Records about charts and figures:

>>

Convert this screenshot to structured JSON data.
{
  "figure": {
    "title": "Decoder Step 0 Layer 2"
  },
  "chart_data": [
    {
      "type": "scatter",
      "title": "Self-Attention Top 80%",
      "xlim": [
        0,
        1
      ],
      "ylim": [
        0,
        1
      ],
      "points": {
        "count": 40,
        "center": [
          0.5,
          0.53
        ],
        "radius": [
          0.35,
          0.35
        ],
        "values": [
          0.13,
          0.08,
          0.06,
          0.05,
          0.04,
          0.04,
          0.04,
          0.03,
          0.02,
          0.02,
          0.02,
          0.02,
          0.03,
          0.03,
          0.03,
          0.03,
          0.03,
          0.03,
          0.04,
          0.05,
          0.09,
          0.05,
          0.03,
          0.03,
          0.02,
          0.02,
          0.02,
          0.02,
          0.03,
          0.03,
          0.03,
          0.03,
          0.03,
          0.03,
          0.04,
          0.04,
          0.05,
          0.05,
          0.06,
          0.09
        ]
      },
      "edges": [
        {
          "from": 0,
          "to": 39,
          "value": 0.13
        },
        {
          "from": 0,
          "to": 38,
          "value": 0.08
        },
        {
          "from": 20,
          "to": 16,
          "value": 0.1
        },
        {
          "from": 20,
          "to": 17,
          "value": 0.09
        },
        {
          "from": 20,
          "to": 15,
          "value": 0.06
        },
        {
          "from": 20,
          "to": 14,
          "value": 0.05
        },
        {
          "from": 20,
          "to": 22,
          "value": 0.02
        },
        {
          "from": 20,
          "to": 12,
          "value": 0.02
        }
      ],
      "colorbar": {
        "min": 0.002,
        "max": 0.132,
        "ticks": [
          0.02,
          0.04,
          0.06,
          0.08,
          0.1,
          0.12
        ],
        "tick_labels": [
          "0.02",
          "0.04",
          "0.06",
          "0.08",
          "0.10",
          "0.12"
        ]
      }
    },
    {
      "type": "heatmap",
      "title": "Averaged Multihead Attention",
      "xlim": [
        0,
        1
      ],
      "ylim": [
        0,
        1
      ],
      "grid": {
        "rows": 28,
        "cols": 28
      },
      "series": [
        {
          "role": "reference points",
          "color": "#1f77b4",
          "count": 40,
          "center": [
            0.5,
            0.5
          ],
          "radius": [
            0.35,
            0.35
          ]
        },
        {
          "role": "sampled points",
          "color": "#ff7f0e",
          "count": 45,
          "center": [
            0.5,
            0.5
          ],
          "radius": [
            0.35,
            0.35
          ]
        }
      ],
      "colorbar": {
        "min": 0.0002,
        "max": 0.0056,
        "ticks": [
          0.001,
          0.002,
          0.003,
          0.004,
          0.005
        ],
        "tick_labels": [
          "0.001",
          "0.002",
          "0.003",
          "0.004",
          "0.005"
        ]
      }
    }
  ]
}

<<
>>

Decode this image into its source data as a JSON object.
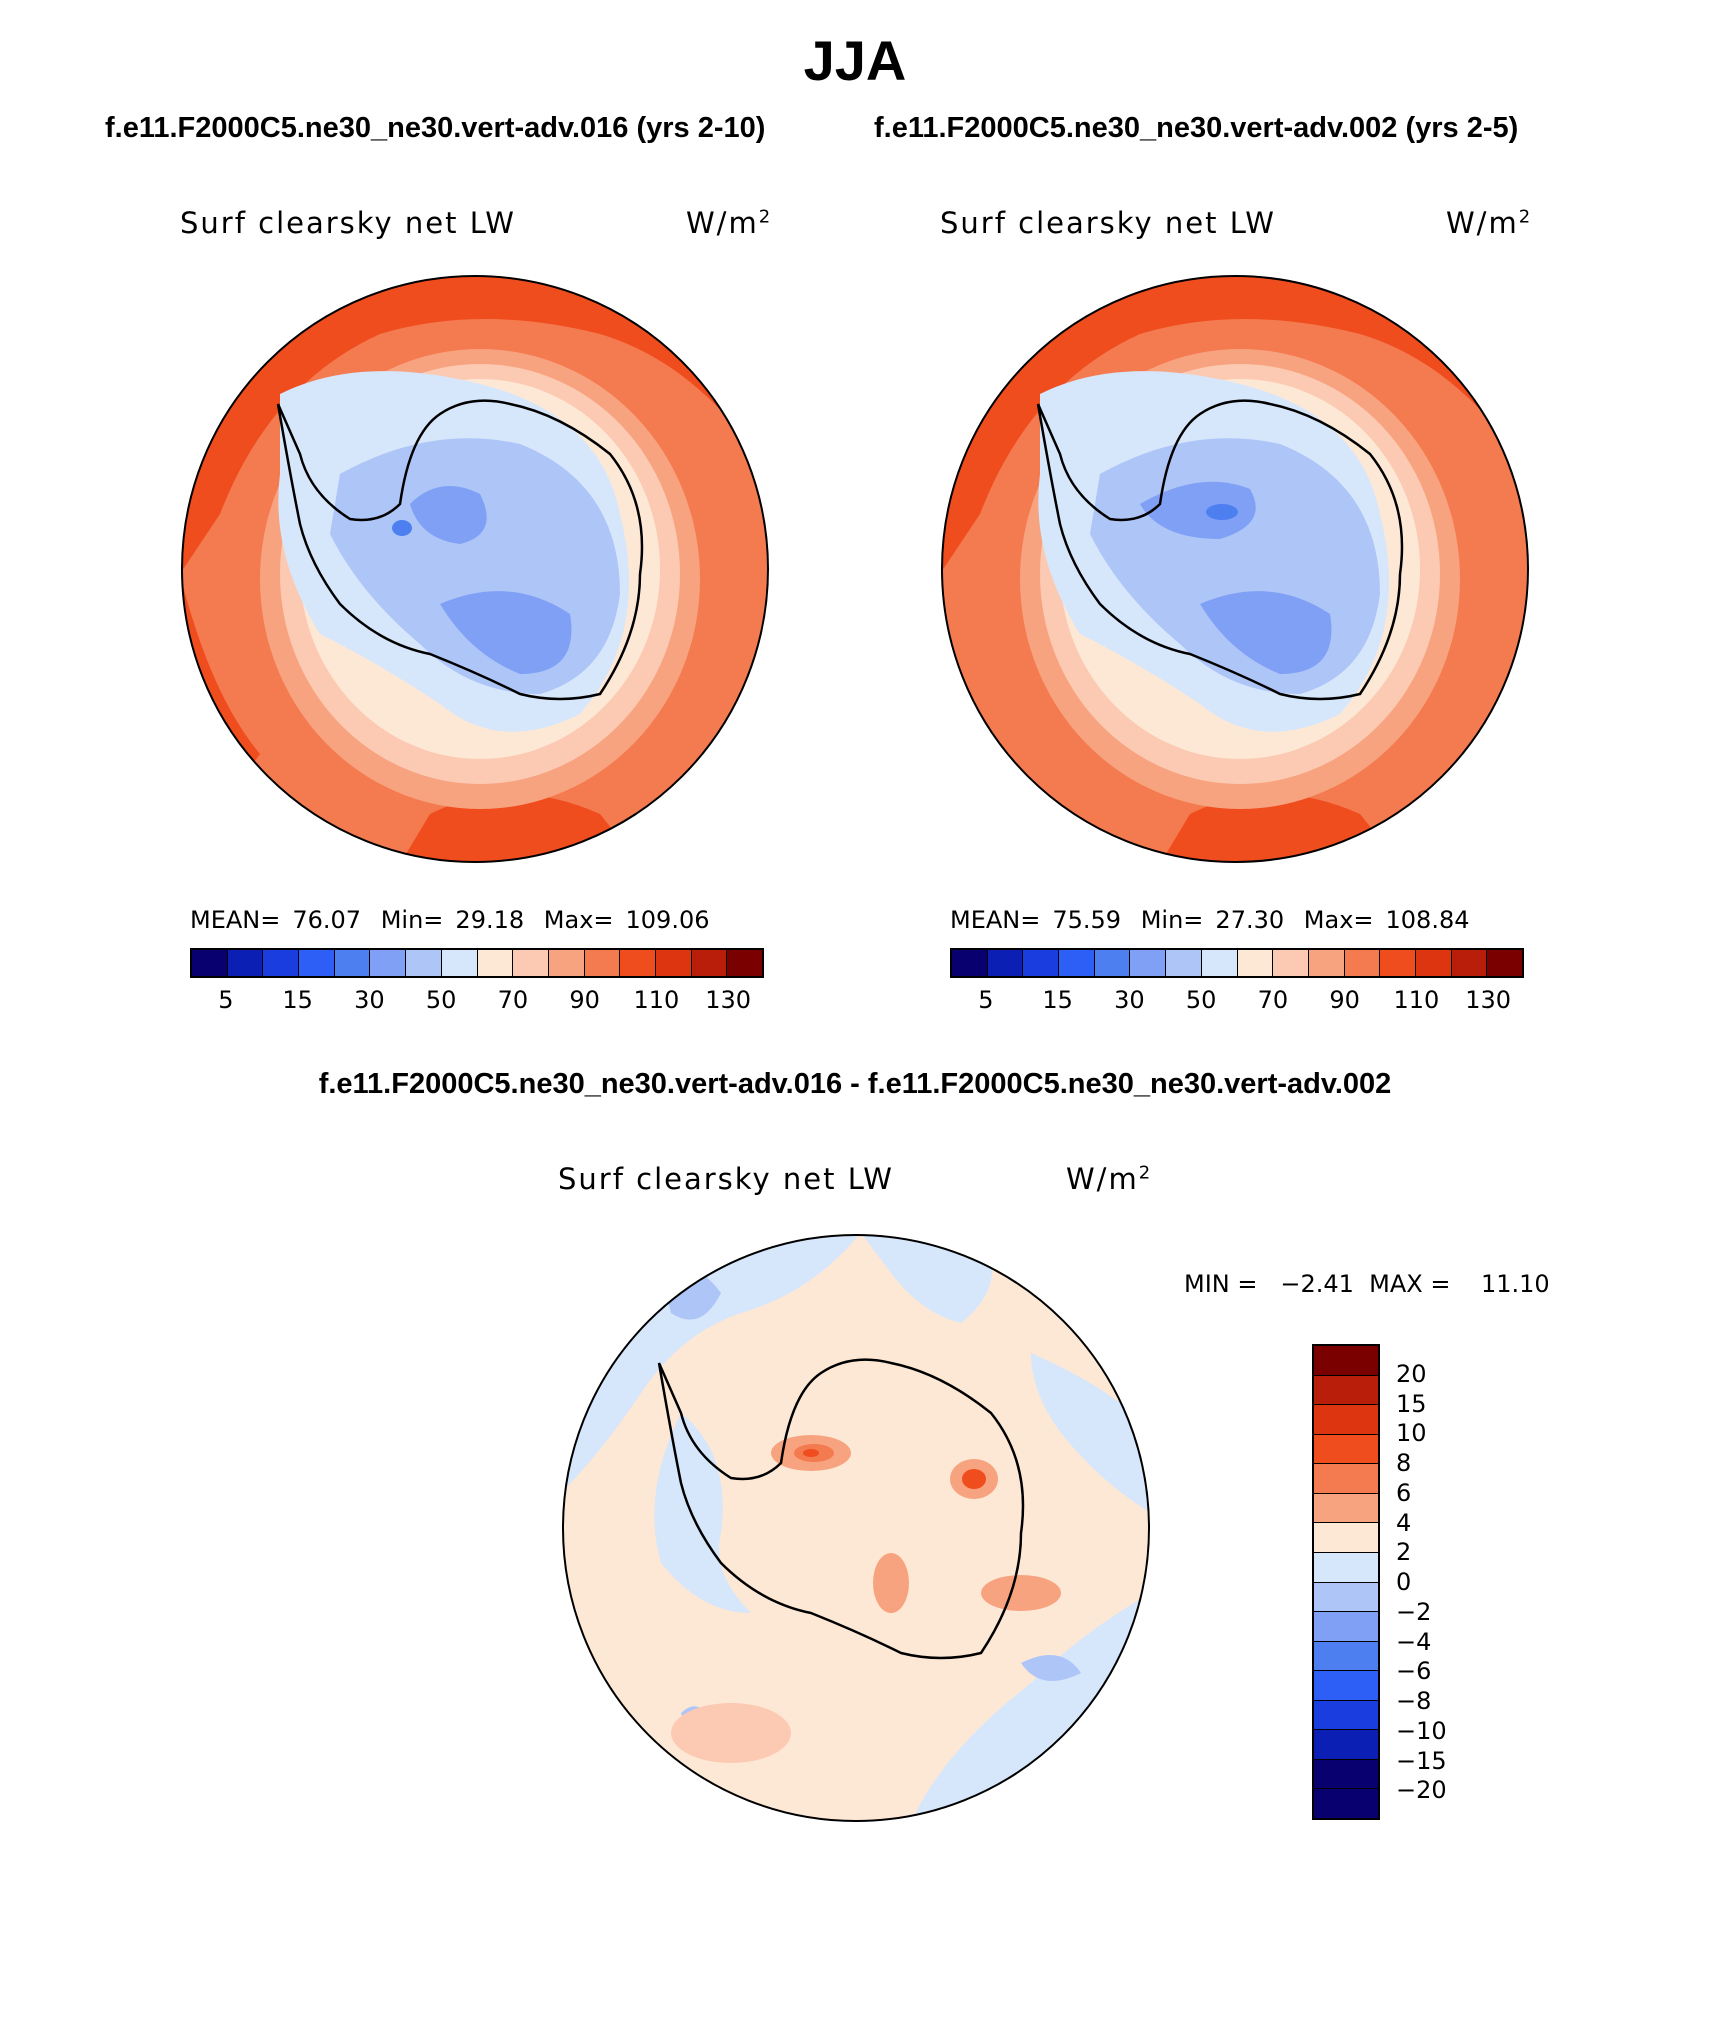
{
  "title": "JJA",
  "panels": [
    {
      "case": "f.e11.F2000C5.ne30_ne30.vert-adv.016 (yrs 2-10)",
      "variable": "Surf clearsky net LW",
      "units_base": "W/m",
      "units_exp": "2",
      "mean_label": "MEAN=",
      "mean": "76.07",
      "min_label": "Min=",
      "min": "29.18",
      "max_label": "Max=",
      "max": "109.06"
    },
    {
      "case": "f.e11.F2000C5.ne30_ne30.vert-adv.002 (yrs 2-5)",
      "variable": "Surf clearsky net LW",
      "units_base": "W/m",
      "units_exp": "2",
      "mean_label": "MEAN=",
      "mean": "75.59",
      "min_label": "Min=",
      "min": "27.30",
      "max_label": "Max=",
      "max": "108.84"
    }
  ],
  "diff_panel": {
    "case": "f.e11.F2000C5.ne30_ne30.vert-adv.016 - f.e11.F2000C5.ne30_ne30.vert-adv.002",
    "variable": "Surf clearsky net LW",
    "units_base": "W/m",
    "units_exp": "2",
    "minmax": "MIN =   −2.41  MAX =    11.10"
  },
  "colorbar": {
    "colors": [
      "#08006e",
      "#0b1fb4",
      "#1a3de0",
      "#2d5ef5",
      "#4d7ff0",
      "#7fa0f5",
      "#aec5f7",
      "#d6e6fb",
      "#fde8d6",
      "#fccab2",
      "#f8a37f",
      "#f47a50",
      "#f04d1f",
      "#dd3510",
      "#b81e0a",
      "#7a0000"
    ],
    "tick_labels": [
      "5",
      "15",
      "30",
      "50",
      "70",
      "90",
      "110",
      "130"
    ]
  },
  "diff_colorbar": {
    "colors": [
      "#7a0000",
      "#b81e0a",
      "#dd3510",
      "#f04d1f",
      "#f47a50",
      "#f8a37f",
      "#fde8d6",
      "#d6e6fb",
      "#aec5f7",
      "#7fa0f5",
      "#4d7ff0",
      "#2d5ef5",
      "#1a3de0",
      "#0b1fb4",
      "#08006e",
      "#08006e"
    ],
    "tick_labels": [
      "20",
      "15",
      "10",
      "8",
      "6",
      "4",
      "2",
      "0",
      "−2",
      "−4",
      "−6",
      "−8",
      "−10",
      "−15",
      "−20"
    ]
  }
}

<<

### WRITTEN TASK
Read the entries and pick out all lines that include the word "role".

### REPLY
          "role": "reference points",
          "role": "sampled points",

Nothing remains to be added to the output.